Short problem ->
Find each line containing the string "Äänimerkin" and return it.

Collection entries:
--- begin ---

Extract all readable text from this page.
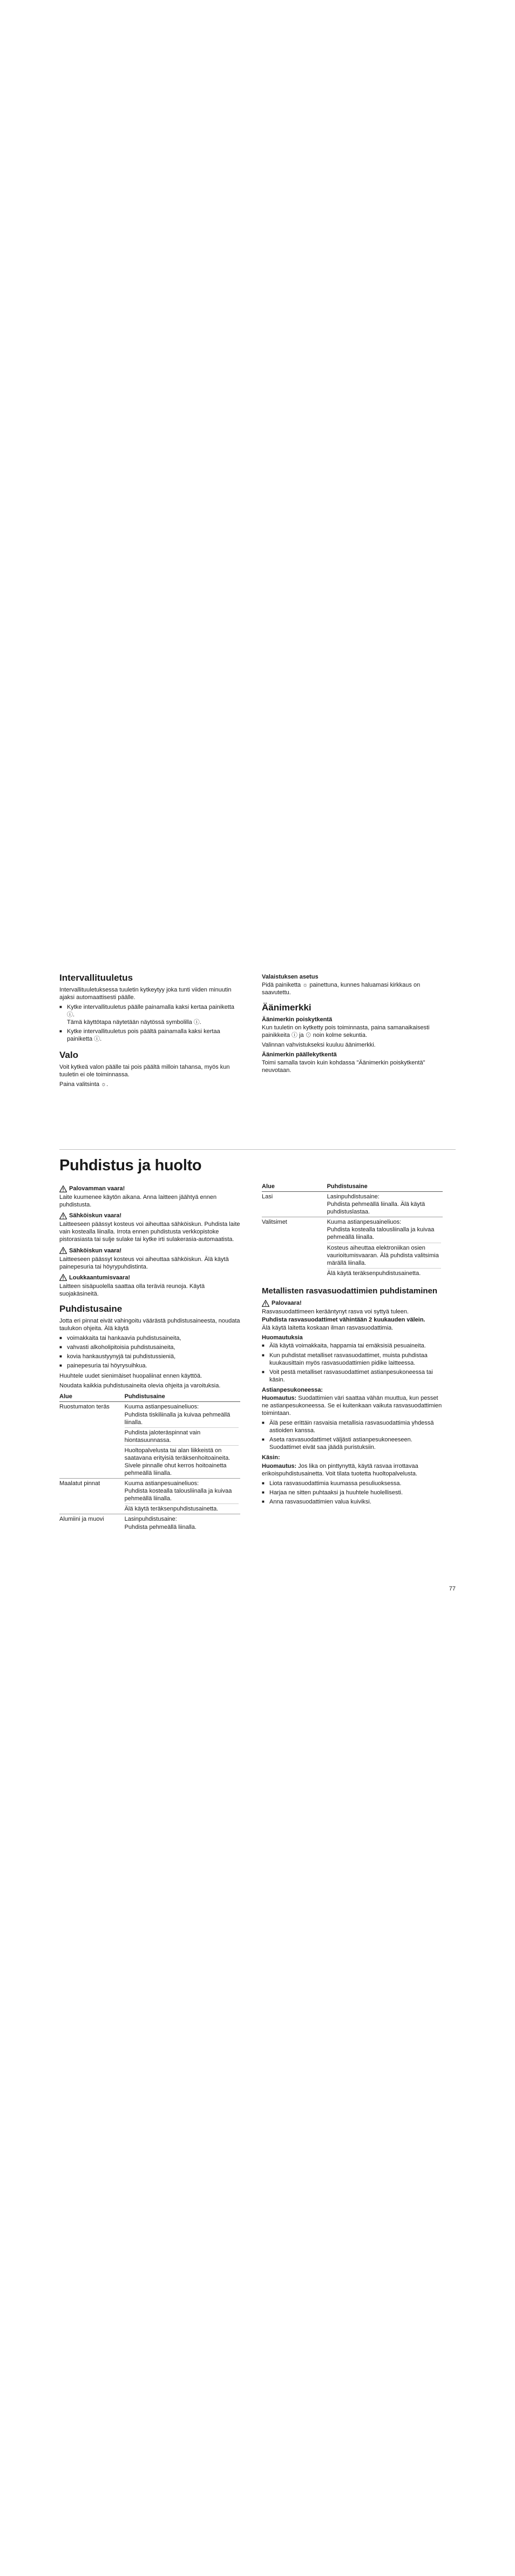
Intervallituuletus

Intervallituuletuksessa tuuletin kytkeytyy joka tunti viiden minuutin ajaksi automaattisesti päälle.

■ Kytke intervallituuletus päälle painamalla kaksi kertaa painiketta ⓘ.
Tämä käyttötapa näytetään näytössä symbolilla ⓘ.
■ Kytke intervallituuletus pois päältä painamalla kaksi kertaa painiketta ⓘ.
Valo

Voit kytkeä valon päälle tai pois päältä milloin tahansa, myös kun tuuletin ei ole toiminnassa.

Paina valitsinta ☼.

Valaistuksen asetus

Pidä painiketta ☼ painettuna, kunnes haluamasi kirkkaus on saavutettu.

Äänimerkki
Äänimerkin poiskytkentä

Kun tuuletin on kytketty pois toiminnasta, paina samanaikaisesti painikkeita ⓘ ja ⊙ noin kolme sekuntia.

Valinnan vahvistukseksi kuuluu äänimerkki.

Äänimerkin päällekytkentä

Toimi samalla tavoin kuin kohdassa "Äänimerkin poiskytkentä" neuvotaan.

Puhdistus ja huolto
Palovamman vaara!

Laite kuumenee käytön aikana. Anna laitteen jäähtyä ennen puhdistusta.

Sähköiskun vaara!

Laitteeseen päässyt kosteus voi aiheuttaa sähköiskun. Puhdista laite vain kostealla liinalla. Irrota ennen puhdistusta verkkopistoke pistorasiasta tai sulje sulake tai kytke irti sulakerasia-automaatista.

Sähköiskun vaara!

Laitteeseen päässyt kosteus voi aiheuttaa sähköiskun. Älä käytä painepesuria tai höyrypuhdistinta.

Loukkaantumisvaara!

Laitteen sisäpuolella saattaa olla teräviä reunoja. Käytä suojakäsineitä.

Puhdistusaine

Jotta eri pinnat eivät vahingoitu väärästä puhdistusaineesta, noudata taulukon ohjeita. Älä käytä

■ voimakkaita tai hankaavia puhdistusaineita,
■ vahvasti alkoholipitoisia puhdistusaineita,
■ kovia hankaustyynyjä tai puhdistussieniä,
■ painepesuria tai höyrysuihkua.

Huuhtele uudet sienimäiset huopaliinat ennen käyttöä.

Noudata kaikkia puhdistusaineita olevia ohjeita ja varoituksia.

Alue	Puhdistusaine
Ruostumaton teräs	Kuuma astianpesuaineliuos:
Puhdista tiskiliinalla ja kuivaa pehmeällä liinalla.
Puhdista jaloteräspinnat vain hiontasuunnassa.
Huoltopalvelusta tai alan liikkeistä on saatavana erityisiä teräksenhoitoaineita. Sivele pinnalle ohut kerros hoitoainetta pehmeällä liinalla.

Maalatut pinnat	Kuuma astianpesuaineliuos:
Puhdista kostealla talousliinalla ja kuivaa pehmeällä liinalla.
Älä käytä teräksenpuhdistusainetta.

Alumiini ja muovi	Lasinpuhdistusaine:
Puhdista pehmeällä liinalla.
Alue	Puhdistusaine
Lasi	Lasinpuhdistusaine:
Puhdista pehmeällä liinalla. Älä käytä puhdistuslastaa.

Valitsimet	Kuuma astianpesuaineliuos:
Puhdista kostealla talousliinalla ja kuivaa pehmeällä liinalla.
Kosteus aiheuttaa elektroniikan osien vaurioitumisvaaran. Älä puhdista valitsimia märällä liinalla.
Älä käytä teräksenpuhdistusainetta.
Metallisten rasvasuodattimien puhdistaminen
Palovaara!

Rasvasuodattimeen kerääntynyt rasva voi syttyä tuleen.

Puhdista rasvasuodattimet vähintään 2 kuukauden välein.

Älä käytä laitetta koskaan ilman rasvasuodattimia.

Huomautuksia
■ Älä käytä voimakkaita, happamia tai emäksisiä pesuaineita.
■ Kun puhdistat metalliset rasvasuodattimet, muista puhdistaa kuukausittain myös rasvasuodattimien pidike laitteessa.
■ Voit pestä metalliset rasvasuodattimet astianpesukoneessa tai käsin.
Astianpesukoneessa:

Huomautus: Suodattimien väri saattaa vähän muuttua, kun pesset ne astianpesukoneessa. Se ei kuitenkaan vaikuta rasvasuodattimien toimintaan.

■ Älä pese erittäin rasvaisia metallisia rasvasuodattimia yhdessä astioiden kanssa.
■ Aseta rasvasuodattimet väljästi astianpesukoneeseen. Suodattimet eivät saa jäädä puristuksiin.
Käsin:

Huomautus: Jos lika on pinttynyttä, käytä rasvaa irrottavaa erikoispuhdistusainetta. Voit tilata tuotetta huoltopalvelusta.

■ Liota rasvasuodattimia kuumassa pesuliuoksessa.
■ Harjaa ne sitten puhtaaksi ja huuhtele huolellisesti.
■ Anna rasvasuodattimien valua kuiviksi.
77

--- end ---

Exercise output ->
Äänimerkin poiskytkentä
Äänimerkin päällekytkentä
Toimi samalla tavoin kuin kohdassa "Äänimerkin poiskytkentä" neuvotaan.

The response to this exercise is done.